### Problem to work on
The records below are split into lines. How many of those lines contain the string "JSON"? Reply with the number only.

---*---

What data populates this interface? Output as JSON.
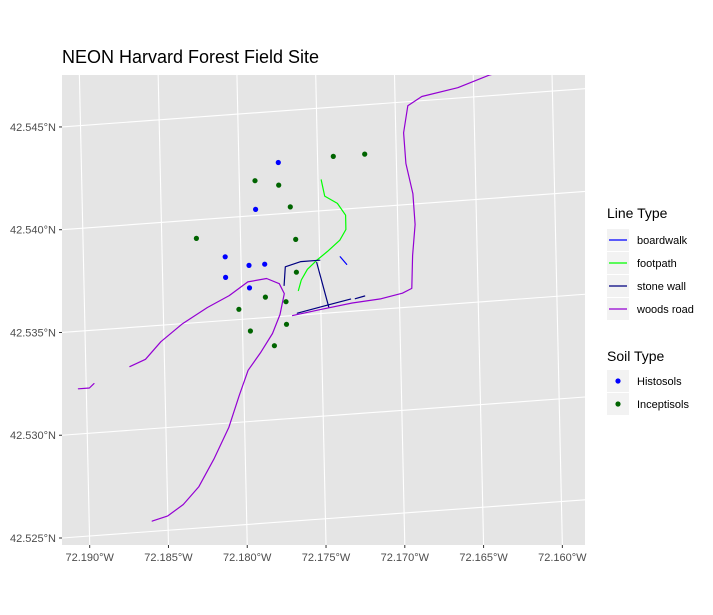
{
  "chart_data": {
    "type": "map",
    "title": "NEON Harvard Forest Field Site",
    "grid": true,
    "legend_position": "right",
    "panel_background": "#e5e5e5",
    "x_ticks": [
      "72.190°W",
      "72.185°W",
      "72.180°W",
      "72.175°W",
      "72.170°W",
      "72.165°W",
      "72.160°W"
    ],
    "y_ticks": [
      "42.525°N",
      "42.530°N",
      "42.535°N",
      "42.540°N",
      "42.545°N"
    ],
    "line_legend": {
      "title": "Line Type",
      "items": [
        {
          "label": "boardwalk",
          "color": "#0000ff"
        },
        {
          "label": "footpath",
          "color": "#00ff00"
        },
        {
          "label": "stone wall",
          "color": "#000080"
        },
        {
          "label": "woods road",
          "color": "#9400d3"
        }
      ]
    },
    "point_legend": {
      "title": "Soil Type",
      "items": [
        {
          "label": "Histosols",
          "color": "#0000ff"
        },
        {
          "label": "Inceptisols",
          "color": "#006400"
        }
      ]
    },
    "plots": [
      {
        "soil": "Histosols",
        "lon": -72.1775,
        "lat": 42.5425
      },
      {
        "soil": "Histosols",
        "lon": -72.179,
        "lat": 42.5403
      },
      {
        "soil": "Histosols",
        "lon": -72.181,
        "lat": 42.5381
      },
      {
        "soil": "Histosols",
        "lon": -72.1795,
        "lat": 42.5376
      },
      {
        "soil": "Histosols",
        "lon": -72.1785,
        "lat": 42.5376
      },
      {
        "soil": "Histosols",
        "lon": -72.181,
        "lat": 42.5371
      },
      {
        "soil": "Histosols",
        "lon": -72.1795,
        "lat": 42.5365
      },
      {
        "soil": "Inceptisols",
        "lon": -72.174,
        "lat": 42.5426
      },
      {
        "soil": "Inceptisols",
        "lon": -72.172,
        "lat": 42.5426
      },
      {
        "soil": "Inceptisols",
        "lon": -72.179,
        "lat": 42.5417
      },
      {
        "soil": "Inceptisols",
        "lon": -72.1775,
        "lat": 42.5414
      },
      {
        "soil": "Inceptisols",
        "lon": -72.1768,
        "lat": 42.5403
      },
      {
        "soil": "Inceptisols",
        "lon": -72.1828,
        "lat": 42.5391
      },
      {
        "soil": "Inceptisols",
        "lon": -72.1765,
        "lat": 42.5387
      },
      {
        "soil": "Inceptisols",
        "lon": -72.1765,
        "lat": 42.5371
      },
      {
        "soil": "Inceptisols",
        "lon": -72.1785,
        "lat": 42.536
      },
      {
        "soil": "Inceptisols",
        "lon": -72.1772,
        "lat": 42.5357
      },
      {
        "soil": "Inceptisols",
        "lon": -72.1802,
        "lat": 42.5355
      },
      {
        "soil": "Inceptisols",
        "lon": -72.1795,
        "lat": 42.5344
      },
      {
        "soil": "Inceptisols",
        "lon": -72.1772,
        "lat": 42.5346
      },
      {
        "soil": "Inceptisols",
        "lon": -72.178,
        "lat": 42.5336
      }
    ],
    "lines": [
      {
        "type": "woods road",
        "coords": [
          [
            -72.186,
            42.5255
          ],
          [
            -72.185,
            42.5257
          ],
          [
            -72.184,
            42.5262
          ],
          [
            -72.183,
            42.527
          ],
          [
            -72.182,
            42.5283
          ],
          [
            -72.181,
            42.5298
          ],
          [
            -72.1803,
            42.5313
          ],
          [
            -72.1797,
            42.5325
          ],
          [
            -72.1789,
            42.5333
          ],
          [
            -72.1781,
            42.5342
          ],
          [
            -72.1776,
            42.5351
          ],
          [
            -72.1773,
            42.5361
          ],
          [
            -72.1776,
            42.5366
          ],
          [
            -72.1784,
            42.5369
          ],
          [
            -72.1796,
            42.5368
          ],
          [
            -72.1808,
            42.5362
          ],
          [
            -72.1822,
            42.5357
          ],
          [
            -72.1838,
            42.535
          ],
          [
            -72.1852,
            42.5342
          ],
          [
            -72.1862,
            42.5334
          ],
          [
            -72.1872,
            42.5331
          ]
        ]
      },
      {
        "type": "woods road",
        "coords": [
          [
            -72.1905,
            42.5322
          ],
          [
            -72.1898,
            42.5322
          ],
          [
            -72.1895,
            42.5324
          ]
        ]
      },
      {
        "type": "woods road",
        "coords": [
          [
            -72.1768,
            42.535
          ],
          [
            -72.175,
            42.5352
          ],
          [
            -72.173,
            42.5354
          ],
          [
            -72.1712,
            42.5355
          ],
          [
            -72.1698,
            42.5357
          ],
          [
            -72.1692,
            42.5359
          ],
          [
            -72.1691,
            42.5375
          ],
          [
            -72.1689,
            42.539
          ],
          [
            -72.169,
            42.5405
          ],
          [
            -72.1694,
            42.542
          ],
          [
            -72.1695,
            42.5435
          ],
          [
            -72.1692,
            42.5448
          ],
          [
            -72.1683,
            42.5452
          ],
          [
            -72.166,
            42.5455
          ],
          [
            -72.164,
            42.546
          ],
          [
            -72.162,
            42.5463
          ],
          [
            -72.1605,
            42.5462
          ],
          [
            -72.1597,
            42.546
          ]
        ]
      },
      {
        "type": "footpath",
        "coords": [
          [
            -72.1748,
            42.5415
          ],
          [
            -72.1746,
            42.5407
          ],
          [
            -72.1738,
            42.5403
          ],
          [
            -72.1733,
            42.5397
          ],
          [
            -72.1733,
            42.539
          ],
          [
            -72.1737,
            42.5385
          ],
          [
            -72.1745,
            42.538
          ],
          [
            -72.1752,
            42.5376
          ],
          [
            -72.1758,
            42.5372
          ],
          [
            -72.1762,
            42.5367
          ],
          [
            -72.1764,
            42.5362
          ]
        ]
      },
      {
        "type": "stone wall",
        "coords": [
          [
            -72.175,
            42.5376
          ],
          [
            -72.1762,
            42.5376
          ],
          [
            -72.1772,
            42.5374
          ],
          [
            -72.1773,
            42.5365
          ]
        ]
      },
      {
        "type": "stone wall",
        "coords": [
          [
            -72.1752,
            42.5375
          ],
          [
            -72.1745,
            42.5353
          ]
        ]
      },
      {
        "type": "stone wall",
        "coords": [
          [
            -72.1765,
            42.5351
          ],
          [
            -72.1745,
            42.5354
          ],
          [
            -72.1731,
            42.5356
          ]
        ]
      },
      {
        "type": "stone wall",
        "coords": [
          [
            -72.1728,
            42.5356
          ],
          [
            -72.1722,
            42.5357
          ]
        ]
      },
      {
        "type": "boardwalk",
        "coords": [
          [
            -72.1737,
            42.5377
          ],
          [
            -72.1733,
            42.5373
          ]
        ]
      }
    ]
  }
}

---*---

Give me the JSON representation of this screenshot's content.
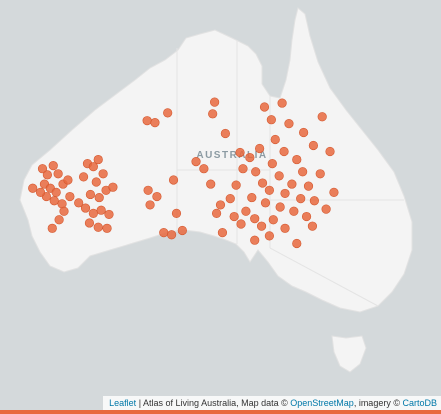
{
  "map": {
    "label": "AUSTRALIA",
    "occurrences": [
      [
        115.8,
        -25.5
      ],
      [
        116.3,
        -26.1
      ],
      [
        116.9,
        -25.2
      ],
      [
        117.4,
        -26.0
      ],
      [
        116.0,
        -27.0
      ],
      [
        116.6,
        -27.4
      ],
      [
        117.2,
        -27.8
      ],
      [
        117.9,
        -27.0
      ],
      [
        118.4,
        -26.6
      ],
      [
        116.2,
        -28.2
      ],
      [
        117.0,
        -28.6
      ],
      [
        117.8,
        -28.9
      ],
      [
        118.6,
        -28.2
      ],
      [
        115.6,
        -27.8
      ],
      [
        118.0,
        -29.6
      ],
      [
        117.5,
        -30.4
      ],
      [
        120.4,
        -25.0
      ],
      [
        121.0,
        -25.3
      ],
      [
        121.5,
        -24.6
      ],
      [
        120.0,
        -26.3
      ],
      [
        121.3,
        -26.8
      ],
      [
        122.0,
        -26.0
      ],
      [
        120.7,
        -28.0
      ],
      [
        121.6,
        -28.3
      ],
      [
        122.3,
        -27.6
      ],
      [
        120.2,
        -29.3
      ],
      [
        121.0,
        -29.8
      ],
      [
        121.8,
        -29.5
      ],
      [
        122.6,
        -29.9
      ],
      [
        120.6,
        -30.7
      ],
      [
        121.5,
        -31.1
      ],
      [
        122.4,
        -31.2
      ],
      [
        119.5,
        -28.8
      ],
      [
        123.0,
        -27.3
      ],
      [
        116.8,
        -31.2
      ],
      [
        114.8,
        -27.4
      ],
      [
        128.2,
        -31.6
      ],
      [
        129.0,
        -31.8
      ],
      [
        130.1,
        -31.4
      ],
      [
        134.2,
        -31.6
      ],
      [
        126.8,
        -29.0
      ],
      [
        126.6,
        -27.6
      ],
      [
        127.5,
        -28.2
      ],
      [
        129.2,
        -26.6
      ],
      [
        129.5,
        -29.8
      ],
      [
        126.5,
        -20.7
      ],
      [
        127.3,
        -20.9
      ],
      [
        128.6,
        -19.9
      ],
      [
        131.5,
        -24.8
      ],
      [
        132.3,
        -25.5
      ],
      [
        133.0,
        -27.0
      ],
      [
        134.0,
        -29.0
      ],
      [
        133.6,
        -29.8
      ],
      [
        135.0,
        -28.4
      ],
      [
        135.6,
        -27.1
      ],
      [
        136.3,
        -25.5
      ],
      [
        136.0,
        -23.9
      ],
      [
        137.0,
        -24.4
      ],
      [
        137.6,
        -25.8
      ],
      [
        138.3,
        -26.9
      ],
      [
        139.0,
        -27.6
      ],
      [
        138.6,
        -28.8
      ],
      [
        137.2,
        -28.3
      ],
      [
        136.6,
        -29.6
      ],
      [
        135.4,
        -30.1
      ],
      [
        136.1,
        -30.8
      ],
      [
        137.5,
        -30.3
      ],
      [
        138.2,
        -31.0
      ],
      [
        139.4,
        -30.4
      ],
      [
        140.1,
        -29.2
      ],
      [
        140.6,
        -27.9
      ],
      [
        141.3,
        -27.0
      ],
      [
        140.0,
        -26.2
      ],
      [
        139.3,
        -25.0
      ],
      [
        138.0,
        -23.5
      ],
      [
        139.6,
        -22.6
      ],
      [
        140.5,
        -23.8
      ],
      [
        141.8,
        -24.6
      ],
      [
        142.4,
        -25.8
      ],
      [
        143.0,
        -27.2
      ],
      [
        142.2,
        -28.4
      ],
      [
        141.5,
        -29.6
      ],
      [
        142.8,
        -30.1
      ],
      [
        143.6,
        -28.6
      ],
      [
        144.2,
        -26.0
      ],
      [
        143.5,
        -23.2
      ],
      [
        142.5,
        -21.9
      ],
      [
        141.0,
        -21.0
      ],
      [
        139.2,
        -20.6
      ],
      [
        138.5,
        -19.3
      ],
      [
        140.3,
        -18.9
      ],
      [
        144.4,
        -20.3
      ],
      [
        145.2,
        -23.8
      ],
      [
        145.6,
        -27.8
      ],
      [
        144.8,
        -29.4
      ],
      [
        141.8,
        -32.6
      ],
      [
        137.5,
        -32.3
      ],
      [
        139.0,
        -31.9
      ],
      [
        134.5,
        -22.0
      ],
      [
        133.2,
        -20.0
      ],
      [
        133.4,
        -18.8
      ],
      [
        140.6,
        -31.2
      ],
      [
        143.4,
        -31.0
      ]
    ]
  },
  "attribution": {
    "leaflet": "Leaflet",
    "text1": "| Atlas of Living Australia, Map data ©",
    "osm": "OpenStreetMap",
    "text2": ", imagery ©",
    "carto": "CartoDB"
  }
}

---*---

### The reply
2